WHAT IS EXPECTED:
Copy out each line of the data that holds the word "JSON".

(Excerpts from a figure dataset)
** begin **

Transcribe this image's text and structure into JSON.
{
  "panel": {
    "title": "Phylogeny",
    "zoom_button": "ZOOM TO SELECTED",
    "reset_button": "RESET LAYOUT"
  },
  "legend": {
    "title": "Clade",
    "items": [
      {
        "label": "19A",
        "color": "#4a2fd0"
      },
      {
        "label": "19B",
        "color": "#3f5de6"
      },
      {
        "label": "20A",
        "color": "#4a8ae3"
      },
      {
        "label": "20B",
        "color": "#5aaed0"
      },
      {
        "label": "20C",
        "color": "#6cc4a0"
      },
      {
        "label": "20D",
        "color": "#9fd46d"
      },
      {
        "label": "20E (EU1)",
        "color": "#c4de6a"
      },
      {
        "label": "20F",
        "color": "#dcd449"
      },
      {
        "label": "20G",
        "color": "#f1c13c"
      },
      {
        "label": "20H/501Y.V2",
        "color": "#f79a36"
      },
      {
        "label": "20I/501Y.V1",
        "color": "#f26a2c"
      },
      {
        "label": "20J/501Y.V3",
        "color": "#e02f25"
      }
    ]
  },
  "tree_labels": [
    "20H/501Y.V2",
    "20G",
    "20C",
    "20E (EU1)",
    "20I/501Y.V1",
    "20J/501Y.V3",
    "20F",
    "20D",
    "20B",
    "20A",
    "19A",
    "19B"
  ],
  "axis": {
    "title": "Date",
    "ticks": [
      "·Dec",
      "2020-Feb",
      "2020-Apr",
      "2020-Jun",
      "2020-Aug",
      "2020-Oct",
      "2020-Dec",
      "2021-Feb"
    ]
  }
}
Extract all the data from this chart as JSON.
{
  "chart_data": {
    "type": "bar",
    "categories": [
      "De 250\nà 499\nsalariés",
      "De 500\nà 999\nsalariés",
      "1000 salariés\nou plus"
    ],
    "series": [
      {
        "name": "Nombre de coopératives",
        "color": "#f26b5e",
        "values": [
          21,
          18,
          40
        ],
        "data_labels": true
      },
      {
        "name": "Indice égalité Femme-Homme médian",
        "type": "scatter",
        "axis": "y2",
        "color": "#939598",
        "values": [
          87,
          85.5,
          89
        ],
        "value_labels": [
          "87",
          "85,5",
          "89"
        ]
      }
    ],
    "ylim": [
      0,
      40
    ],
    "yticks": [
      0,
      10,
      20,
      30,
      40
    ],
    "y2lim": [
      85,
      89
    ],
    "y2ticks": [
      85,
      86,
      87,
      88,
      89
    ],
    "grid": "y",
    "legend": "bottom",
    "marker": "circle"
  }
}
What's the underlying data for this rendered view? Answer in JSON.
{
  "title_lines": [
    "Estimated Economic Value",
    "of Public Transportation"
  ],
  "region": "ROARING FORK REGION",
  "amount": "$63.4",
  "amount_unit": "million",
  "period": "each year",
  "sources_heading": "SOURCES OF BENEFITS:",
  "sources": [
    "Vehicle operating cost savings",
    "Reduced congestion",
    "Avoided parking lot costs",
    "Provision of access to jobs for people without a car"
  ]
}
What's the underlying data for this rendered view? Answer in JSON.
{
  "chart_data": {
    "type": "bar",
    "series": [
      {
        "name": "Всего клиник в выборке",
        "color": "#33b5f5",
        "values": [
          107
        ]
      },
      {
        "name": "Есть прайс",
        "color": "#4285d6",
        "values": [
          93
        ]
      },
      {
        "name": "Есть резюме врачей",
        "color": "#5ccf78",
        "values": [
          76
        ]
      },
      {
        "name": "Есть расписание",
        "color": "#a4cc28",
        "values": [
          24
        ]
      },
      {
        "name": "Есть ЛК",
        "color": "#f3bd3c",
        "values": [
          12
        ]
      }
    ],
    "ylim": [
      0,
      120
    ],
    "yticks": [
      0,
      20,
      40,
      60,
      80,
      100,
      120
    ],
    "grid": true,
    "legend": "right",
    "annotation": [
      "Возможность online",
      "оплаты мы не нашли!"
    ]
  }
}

** end **

OUTPUT OF THE TASK:
Transcribe this image's text and structure into JSON.
Extract all the data from this chart as JSON.
What's the underlying data for this rendered view? Answer in JSON.
What's the underlying data for this rendered view? Answer in JSON.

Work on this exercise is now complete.